> **AIM OF THE TASK**
Copy out the complete listing, word for word.

[Figure collection entries]

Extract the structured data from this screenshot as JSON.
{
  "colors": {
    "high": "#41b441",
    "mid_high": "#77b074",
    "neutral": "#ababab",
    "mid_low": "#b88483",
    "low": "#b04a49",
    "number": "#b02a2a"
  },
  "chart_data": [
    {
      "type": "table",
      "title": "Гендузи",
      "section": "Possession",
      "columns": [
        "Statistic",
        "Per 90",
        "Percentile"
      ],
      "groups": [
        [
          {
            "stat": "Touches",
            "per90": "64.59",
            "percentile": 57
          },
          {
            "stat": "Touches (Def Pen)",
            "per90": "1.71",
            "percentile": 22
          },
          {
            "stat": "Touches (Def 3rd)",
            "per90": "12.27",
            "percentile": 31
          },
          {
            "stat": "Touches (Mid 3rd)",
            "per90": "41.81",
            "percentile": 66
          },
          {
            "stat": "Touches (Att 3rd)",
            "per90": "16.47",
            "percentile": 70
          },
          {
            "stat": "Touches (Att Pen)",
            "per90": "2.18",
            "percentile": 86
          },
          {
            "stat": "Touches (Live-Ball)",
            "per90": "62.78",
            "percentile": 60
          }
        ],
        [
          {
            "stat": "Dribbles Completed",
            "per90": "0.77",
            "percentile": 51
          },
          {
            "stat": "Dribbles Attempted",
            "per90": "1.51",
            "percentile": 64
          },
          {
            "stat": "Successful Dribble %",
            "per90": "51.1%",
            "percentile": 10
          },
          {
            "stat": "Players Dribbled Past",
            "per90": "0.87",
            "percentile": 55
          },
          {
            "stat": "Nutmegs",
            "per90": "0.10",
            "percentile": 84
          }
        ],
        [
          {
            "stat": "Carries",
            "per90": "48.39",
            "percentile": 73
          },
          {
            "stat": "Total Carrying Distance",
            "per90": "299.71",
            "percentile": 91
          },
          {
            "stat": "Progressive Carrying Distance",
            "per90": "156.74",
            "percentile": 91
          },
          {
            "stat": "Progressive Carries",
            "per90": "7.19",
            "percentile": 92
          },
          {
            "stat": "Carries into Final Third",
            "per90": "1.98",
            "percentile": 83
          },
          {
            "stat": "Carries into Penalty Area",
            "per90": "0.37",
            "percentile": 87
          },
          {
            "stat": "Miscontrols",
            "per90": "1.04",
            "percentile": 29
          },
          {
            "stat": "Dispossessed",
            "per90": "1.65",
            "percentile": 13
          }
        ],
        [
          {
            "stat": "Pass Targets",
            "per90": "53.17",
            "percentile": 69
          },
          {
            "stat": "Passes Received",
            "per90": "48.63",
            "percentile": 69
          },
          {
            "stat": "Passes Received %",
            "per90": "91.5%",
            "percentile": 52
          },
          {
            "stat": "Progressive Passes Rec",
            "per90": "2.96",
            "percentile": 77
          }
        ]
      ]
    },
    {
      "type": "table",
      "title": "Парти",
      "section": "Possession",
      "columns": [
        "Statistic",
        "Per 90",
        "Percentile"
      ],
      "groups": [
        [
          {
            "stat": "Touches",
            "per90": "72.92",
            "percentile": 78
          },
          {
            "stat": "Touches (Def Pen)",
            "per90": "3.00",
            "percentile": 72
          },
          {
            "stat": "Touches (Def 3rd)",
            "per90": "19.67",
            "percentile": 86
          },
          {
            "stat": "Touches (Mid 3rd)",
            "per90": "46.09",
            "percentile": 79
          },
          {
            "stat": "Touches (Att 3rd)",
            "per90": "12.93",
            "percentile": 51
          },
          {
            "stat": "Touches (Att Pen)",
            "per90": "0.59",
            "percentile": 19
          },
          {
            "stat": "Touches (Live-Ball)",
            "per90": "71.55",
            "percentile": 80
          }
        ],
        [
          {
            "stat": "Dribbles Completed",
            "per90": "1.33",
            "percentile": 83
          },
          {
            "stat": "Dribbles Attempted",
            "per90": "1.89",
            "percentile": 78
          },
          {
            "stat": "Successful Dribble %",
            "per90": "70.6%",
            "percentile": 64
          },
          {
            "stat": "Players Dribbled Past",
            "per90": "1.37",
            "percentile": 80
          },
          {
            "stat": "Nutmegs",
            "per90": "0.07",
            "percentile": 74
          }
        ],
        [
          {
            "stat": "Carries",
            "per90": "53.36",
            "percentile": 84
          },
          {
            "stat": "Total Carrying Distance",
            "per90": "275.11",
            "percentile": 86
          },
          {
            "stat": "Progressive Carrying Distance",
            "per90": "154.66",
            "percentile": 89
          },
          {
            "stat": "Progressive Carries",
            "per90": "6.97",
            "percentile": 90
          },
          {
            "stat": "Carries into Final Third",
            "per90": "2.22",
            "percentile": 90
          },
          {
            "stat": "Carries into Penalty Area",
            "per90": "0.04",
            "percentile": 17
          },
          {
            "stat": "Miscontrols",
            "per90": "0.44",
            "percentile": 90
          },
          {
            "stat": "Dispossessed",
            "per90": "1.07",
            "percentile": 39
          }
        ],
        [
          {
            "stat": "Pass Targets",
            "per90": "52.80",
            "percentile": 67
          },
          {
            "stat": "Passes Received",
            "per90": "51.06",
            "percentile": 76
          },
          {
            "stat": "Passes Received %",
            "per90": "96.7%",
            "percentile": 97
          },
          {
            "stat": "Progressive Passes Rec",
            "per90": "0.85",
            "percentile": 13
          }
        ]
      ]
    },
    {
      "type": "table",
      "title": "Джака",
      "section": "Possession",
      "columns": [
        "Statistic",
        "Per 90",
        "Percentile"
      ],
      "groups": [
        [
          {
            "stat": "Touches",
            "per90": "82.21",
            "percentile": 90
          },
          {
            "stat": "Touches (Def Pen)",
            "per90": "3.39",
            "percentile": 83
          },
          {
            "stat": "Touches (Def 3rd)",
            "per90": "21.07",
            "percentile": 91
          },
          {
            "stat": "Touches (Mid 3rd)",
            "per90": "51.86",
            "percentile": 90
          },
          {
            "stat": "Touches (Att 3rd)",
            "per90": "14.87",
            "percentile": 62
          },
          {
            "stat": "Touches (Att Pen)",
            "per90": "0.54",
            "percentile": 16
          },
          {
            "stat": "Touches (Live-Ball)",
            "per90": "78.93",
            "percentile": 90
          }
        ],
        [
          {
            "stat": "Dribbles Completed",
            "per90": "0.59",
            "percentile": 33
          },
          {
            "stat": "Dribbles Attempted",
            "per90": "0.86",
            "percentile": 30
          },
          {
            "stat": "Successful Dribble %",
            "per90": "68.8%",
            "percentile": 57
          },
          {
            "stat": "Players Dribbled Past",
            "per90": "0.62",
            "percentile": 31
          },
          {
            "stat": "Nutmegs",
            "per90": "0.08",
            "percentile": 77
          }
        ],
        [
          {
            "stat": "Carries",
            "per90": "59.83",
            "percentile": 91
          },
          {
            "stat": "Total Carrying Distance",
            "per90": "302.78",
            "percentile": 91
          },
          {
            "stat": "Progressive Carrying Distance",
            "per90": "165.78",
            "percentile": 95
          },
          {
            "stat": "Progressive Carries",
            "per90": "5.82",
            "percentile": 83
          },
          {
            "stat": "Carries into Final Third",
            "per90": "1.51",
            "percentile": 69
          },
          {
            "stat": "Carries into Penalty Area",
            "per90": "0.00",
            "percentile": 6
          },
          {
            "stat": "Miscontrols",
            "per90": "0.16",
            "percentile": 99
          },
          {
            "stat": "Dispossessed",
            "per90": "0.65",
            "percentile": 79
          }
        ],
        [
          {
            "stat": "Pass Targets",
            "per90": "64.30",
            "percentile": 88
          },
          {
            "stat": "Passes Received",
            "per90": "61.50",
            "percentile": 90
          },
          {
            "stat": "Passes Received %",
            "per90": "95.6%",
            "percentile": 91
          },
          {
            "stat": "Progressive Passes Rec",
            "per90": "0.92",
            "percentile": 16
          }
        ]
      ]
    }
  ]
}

> **THE RESPONSE**
Extract the structured data from this screenshot as JSON.
{
  "colors": {
    "high": "#41b441",
    "mid_high": "#77b074",
    "neutral": "#ababab",
    "mid_low": "#b88483",
    "low": "#b04a49",
    "number": "#b02a2a"
  },
  "chart_data": [
    {
      "type": "table",
      "title": "Гендузи",
      "section": "Possession",
      "columns": [
        "Statistic",
        "Per 90",
        "Percentile"
      ],
      "groups": [
        [
          {
            "stat": "Touches",
            "per90": "64.59",
            "percentile": 57
          },
          {
            "stat": "Touches (Def Pen)",
            "per90": "1.71",
            "percentile": 22
          },
          {
            "stat": "Touches (Def 3rd)",
            "per90": "12.27",
            "percentile": 31
          },
          {
            "stat": "Touches (Mid 3rd)",
            "per90": "41.81",
            "percentile": 66
          },
          {
            "stat": "Touches (Att 3rd)",
            "per90": "16.47",
            "percentile": 70
          },
          {
            "stat": "Touches (Att Pen)",
            "per90": "2.18",
            "percentile": 86
          },
          {
            "stat": "Touches (Live-Ball)",
            "per90": "62.78",
            "percentile": 60
          }
        ],
        [
          {
            "stat": "Dribbles Completed",
            "per90": "0.77",
            "percentile": 51
          },
          {
            "stat": "Dribbles Attempted",
            "per90": "1.51",
            "percentile": 64
          },
          {
            "stat": "Successful Dribble %",
            "per90": "51.1%",
            "percentile": 10
          },
          {
            "stat": "Players Dribbled Past",
            "per90": "0.87",
            "percentile": 55
          },
          {
            "stat": "Nutmegs",
            "per90": "0.10",
            "percentile": 84
          }
        ],
        [
          {
            "stat": "Carries",
            "per90": "48.39",
            "percentile": 73
          },
          {
            "stat": "Total Carrying Distance",
            "per90": "299.71",
            "percentile": 91
          },
          {
            "stat": "Progressive Carrying Distance",
            "per90": "156.74",
            "percentile": 91
          },
          {
            "stat": "Progressive Carries",
            "per90": "7.19",
            "percentile": 92
          },
          {
            "stat": "Carries into Final Third",
            "per90": "1.98",
            "percentile": 83
          },
          {
            "stat": "Carries into Penalty Area",
            "per90": "0.37",
            "percentile": 87
          },
          {
            "stat": "Miscontrols",
            "per90": "1.04",
            "percentile": 29
          },
          {
            "stat": "Dispossessed",
            "per90": "1.65",
            "percentile": 13
          }
        ],
        [
          {
            "stat": "Pass Targets",
            "per90": "53.17",
            "percentile": 69
          },
          {
            "stat": "Passes Received",
            "per90": "48.63",
            "percentile": 69
          },
          {
            "stat": "Passes Received %",
            "per90": "91.5%",
            "percentile": 52
          },
          {
            "stat": "Progressive Passes Rec",
            "per90": "2.96",
            "percentile": 77
          }
        ]
      ]
    },
    {
      "type": "table",
      "title": "Парти",
      "section": "Possession",
      "columns": [
        "Statistic",
        "Per 90",
        "Percentile"
      ],
      "groups": [
        [
          {
            "stat": "Touches",
            "per90": "72.92",
            "percentile": 78
          },
          {
            "stat": "Touches (Def Pen)",
            "per90": "3.00",
            "percentile": 72
          },
          {
            "stat": "Touches (Def 3rd)",
            "per90": "19.67",
            "percentile": 86
          },
          {
            "stat": "Touches (Mid 3rd)",
            "per90": "46.09",
            "percentile": 79
          },
          {
            "stat": "Touches (Att 3rd)",
            "per90": "12.93",
            "percentile": 51
          },
          {
            "stat": "Touches (Att Pen)",
            "per90": "0.59",
            "percentile": 19
          },
          {
            "stat": "Touches (Live-Ball)",
            "per90": "71.55",
            "percentile": 80
          }
        ],
        [
          {
            "stat": "Dribbles Completed",
            "per90": "1.33",
            "percentile": 83
          },
          {
            "stat": "Dribbles Attempted",
            "per90": "1.89",
            "percentile": 78
          },
          {
            "stat": "Successful Dribble %",
            "per90": "70.6%",
            "percentile": 64
          },
          {
            "stat": "Players Dribbled Past",
            "per90": "1.37",
            "percentile": 80
          },
          {
            "stat": "Nutmegs",
            "per90": "0.07",
            "percentile": 74
          }
        ],
        [
          {
            "stat": "Carries",
            "per90": "53.36",
            "percentile": 84
          },
          {
            "stat": "Total Carrying Distance",
            "per90": "275.11",
            "percentile": 86
          },
          {
            "stat": "Progressive Carrying Distance",
            "per90": "154.66",
            "percentile": 89
          },
          {
            "stat": "Progressive Carries",
            "per90": "6.97",
            "percentile": 90
          },
          {
            "stat": "Carries into Final Third",
            "per90": "2.22",
            "percentile": 90
          },
          {
            "stat": "Carries into Penalty Area",
            "per90": "0.04",
            "percentile": 17
          },
          {
            "stat": "Miscontrols",
            "per90": "0.44",
            "percentile": 90
          },
          {
            "stat": "Dispossessed",
            "per90": "1.07",
            "percentile": 39
          }
        ],
        [
          {
            "stat": "Pass Targets",
            "per90": "52.80",
            "percentile": 67
          },
          {
            "stat": "Passes Received",
            "per90": "51.06",
            "percentile": 76
          },
          {
            "stat": "Passes Received %",
            "per90": "96.7%",
            "percentile": 97
          },
          {
            "stat": "Progressive Passes Rec",
            "per90": "0.85",
            "percentile": 13
          }
        ]
      ]
    },
    {
      "type": "table",
      "title": "Джака",
      "section": "Possession",
      "columns": [
        "Statistic",
        "Per 90",
        "Percentile"
      ],
      "groups": [
        [
          {
            "stat": "Touches",
            "per90": "82.21",
            "percentile": 90
          },
          {
            "stat": "Touches (Def Pen)",
            "per90": "3.39",
            "percentile": 83
          },
          {
            "stat": "Touches (Def 3rd)",
            "per90": "21.07",
            "percentile": 91
          },
          {
            "stat": "Touches (Mid 3rd)",
            "per90": "51.86",
            "percentile": 90
          },
          {
            "stat": "Touches (Att 3rd)",
            "per90": "14.87",
            "percentile": 62
          },
          {
            "stat": "Touches (Att Pen)",
            "per90": "0.54",
            "percentile": 16
          },
          {
            "stat": "Touches (Live-Ball)",
            "per90": "78.93",
            "percentile": 90
          }
        ],
        [
          {
            "stat": "Dribbles Completed",
            "per90": "0.59",
            "percentile": 33
          },
          {
            "stat": "Dribbles Attempted",
            "per90": "0.86",
            "percentile": 30
          },
          {
            "stat": "Successful Dribble %",
            "per90": "68.8%",
            "percentile": 57
          },
          {
            "stat": "Players Dribbled Past",
            "per90": "0.62",
            "percentile": 31
          },
          {
            "stat": "Nutmegs",
            "per90": "0.08",
            "percentile": 77
          }
        ],
        [
          {
            "stat": "Carries",
            "per90": "59.83",
            "percentile": 91
          },
          {
            "stat": "Total Carrying Distance",
            "per90": "302.78",
            "percentile": 91
          },
          {
            "stat": "Progressive Carrying Distance",
            "per90": "165.78",
            "percentile": 95
          },
          {
            "stat": "Progressive Carries",
            "per90": "5.82",
            "percentile": 83
          },
          {
            "stat": "Carries into Final Third",
            "per90": "1.51",
            "percentile": 69
          },
          {
            "stat": "Carries into Penalty Area",
            "per90": "0.00",
            "percentile": 6
          },
          {
            "stat": "Miscontrols",
            "per90": "0.16",
            "percentile": 99
          },
          {
            "stat": "Dispossessed",
            "per90": "0.65",
            "percentile": 79
          }
        ],
        [
          {
            "stat": "Pass Targets",
            "per90": "64.30",
            "percentile": 88
          },
          {
            "stat": "Passes Received",
            "per90": "61.50",
            "percentile": 90
          },
          {
            "stat": "Passes Received %",
            "per90": "95.6%",
            "percentile": 91
          },
          {
            "stat": "Progressive Passes Rec",
            "per90": "0.92",
            "percentile": 16
          }
        ]
      ]
    }
  ]
}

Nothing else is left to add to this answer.